WRITTEN REQUEST: Write out every line of the material exactly as it appears.

SUPPLIED DATA:
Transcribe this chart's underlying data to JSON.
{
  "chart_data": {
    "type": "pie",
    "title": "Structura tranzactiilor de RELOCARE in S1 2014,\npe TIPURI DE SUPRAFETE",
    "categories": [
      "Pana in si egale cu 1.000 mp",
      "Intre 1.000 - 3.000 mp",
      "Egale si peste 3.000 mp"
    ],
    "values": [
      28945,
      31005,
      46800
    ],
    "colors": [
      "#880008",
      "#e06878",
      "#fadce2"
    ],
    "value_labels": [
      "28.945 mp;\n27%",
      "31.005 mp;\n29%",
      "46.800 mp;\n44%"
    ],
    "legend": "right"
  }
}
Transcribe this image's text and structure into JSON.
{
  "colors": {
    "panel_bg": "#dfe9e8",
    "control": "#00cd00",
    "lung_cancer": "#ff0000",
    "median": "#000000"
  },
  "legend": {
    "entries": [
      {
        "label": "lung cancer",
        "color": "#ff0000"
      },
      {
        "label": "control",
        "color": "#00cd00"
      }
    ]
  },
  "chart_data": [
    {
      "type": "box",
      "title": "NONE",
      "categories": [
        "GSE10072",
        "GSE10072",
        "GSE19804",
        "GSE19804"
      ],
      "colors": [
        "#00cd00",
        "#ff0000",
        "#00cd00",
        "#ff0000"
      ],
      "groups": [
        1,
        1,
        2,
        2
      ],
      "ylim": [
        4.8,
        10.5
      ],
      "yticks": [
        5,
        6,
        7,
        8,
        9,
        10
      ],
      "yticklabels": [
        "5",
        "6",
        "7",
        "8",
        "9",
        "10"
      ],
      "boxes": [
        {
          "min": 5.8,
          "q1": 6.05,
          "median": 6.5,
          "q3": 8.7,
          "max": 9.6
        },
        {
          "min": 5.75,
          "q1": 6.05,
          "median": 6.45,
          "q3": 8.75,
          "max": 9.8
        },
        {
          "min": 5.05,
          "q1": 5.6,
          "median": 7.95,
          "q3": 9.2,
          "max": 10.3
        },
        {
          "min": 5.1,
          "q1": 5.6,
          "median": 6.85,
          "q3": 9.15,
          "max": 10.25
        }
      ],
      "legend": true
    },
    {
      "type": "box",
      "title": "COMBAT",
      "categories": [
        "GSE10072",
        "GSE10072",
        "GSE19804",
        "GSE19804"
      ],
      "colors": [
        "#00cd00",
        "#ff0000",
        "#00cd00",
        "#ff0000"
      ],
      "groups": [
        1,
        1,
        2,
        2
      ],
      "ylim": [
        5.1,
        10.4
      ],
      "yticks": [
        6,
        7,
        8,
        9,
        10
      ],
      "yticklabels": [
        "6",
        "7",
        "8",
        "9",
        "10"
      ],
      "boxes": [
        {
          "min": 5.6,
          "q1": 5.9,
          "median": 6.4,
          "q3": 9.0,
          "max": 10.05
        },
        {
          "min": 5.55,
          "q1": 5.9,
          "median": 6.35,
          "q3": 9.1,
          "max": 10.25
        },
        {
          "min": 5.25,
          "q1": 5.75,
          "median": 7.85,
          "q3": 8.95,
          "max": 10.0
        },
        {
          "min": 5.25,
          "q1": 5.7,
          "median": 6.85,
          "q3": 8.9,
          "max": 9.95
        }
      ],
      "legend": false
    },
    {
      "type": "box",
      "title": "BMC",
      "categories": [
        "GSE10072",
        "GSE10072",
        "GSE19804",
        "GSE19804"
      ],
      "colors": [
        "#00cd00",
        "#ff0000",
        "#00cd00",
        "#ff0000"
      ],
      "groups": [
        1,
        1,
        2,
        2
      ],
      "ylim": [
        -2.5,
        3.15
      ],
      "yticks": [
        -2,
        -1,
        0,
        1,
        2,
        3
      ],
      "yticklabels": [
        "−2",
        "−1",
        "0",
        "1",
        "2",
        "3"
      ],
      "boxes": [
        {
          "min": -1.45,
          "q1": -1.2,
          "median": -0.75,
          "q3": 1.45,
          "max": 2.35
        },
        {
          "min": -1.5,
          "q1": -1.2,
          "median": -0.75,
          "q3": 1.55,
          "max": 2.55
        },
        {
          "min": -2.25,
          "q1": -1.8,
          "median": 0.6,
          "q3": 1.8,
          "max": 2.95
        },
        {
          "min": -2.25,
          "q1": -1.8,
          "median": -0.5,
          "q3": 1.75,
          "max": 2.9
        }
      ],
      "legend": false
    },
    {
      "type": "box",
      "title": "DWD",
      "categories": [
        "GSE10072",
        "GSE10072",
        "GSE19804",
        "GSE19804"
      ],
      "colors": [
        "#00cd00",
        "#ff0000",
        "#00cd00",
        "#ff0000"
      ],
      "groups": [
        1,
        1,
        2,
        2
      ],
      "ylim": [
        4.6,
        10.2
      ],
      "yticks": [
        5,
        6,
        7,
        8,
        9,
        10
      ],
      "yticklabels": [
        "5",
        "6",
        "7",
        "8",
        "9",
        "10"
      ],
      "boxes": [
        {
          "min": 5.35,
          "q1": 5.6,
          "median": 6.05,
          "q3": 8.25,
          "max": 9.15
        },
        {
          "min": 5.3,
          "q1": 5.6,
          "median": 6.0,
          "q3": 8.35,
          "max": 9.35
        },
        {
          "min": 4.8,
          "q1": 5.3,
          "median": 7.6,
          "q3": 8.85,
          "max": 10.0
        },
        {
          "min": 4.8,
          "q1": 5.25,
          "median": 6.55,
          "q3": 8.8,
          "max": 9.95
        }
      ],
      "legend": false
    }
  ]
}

THE ANSWER:
Transcribe this chart's underlying data to JSON.
{
  "chart_data": {
    "type": "pie",
    "title": "Structura tranzactiilor de RELOCARE in S1 2014,\npe TIPURI DE SUPRAFETE",
    "categories": [
      "Pana in si egale cu 1.000 mp",
      "Intre 1.000 - 3.000 mp",
      "Egale si peste 3.000 mp"
    ],
    "values": [
      28945,
      31005,
      46800
    ],
    "colors": [
      "#880008",
      "#e06878",
      "#fadce2"
    ],
    "value_labels": [
      "28.945 mp;\n27%",
      "31.005 mp;\n29%",
      "46.800 mp;\n44%"
    ],
    "legend": "right"
  }
}
Transcribe this image's text and structure into JSON.
{
  "colors": {
    "panel_bg": "#dfe9e8",
    "control": "#00cd00",
    "lung_cancer": "#ff0000",
    "median": "#000000"
  },
  "legend": {
    "entries": [
      {
        "label": "lung cancer",
        "color": "#ff0000"
      },
      {
        "label": "control",
        "color": "#00cd00"
      }
    ]
  },
  "chart_data": [
    {
      "type": "box",
      "title": "NONE",
      "categories": [
        "GSE10072",
        "GSE10072",
        "GSE19804",
        "GSE19804"
      ],
      "colors": [
        "#00cd00",
        "#ff0000",
        "#00cd00",
        "#ff0000"
      ],
      "groups": [
        1,
        1,
        2,
        2
      ],
      "ylim": [
        4.8,
        10.5
      ],
      "yticks": [
        5,
        6,
        7,
        8,
        9,
        10
      ],
      "yticklabels": [
        "5",
        "6",
        "7",
        "8",
        "9",
        "10"
      ],
      "boxes": [
        {
          "min": 5.8,
          "q1": 6.05,
          "median": 6.5,
          "q3": 8.7,
          "max": 9.6
        },
        {
          "min": 5.75,
          "q1": 6.05,
          "median": 6.45,
          "q3": 8.75,
          "max": 9.8
        },
        {
          "min": 5.05,
          "q1": 5.6,
          "median": 7.95,
          "q3": 9.2,
          "max": 10.3
        },
        {
          "min": 5.1,
          "q1": 5.6,
          "median": 6.85,
          "q3": 9.15,
          "max": 10.25
        }
      ],
      "legend": true
    },
    {
      "type": "box",
      "title": "COMBAT",
      "categories": [
        "GSE10072",
        "GSE10072",
        "GSE19804",
        "GSE19804"
      ],
      "colors": [
        "#00cd00",
        "#ff0000",
        "#00cd00",
        "#ff0000"
      ],
      "groups": [
        1,
        1,
        2,
        2
      ],
      "ylim": [
        5.1,
        10.4
      ],
      "yticks": [
        6,
        7,
        8,
        9,
        10
      ],
      "yticklabels": [
        "6",
        "7",
        "8",
        "9",
        "10"
      ],
      "boxes": [
        {
          "min": 5.6,
          "q1": 5.9,
          "median": 6.4,
          "q3": 9.0,
          "max": 10.05
        },
        {
          "min": 5.55,
          "q1": 5.9,
          "median": 6.35,
          "q3": 9.1,
          "max": 10.25
        },
        {
          "min": 5.25,
          "q1": 5.75,
          "median": 7.85,
          "q3": 8.95,
          "max": 10.0
        },
        {
          "min": 5.25,
          "q1": 5.7,
          "median": 6.85,
          "q3": 8.9,
          "max": 9.95
        }
      ],
      "legend": false
    },
    {
      "type": "box",
      "title": "BMC",
      "categories": [
        "GSE10072",
        "GSE10072",
        "GSE19804",
        "GSE19804"
      ],
      "colors": [
        "#00cd00",
        "#ff0000",
        "#00cd00",
        "#ff0000"
      ],
      "groups": [
        1,
        1,
        2,
        2
      ],
      "ylim": [
        -2.5,
        3.15
      ],
      "yticks": [
        -2,
        -1,
        0,
        1,
        2,
        3
      ],
      "yticklabels": [
        "−2",
        "−1",
        "0",
        "1",
        "2",
        "3"
      ],
      "boxes": [
        {
          "min": -1.45,
          "q1": -1.2,
          "median": -0.75,
          "q3": 1.45,
          "max": 2.35
        },
        {
          "min": -1.5,
          "q1": -1.2,
          "median": -0.75,
          "q3": 1.55,
          "max": 2.55
        },
        {
          "min": -2.25,
          "q1": -1.8,
          "median": 0.6,
          "q3": 1.8,
          "max": 2.95
        },
        {
          "min": -2.25,
          "q1": -1.8,
          "median": -0.5,
          "q3": 1.75,
          "max": 2.9
        }
      ],
      "legend": false
    },
    {
      "type": "box",
      "title": "DWD",
      "categories": [
        "GSE10072",
        "GSE10072",
        "GSE19804",
        "GSE19804"
      ],
      "colors": [
        "#00cd00",
        "#ff0000",
        "#00cd00",
        "#ff0000"
      ],
      "groups": [
        1,
        1,
        2,
        2
      ],
      "ylim": [
        4.6,
        10.2
      ],
      "yticks": [
        5,
        6,
        7,
        8,
        9,
        10
      ],
      "yticklabels": [
        "5",
        "6",
        "7",
        "8",
        "9",
        "10"
      ],
      "boxes": [
        {
          "min": 5.35,
          "q1": 5.6,
          "median": 6.05,
          "q3": 8.25,
          "max": 9.15
        },
        {
          "min": 5.3,
          "q1": 5.6,
          "median": 6.0,
          "q3": 8.35,
          "max": 9.35
        },
        {
          "min": 4.8,
          "q1": 5.3,
          "median": 7.6,
          "q3": 8.85,
          "max": 10.0
        },
        {
          "min": 4.8,
          "q1": 5.25,
          "median": 6.55,
          "q3": 8.8,
          "max": 9.95
        }
      ],
      "legend": false
    }
  ]
}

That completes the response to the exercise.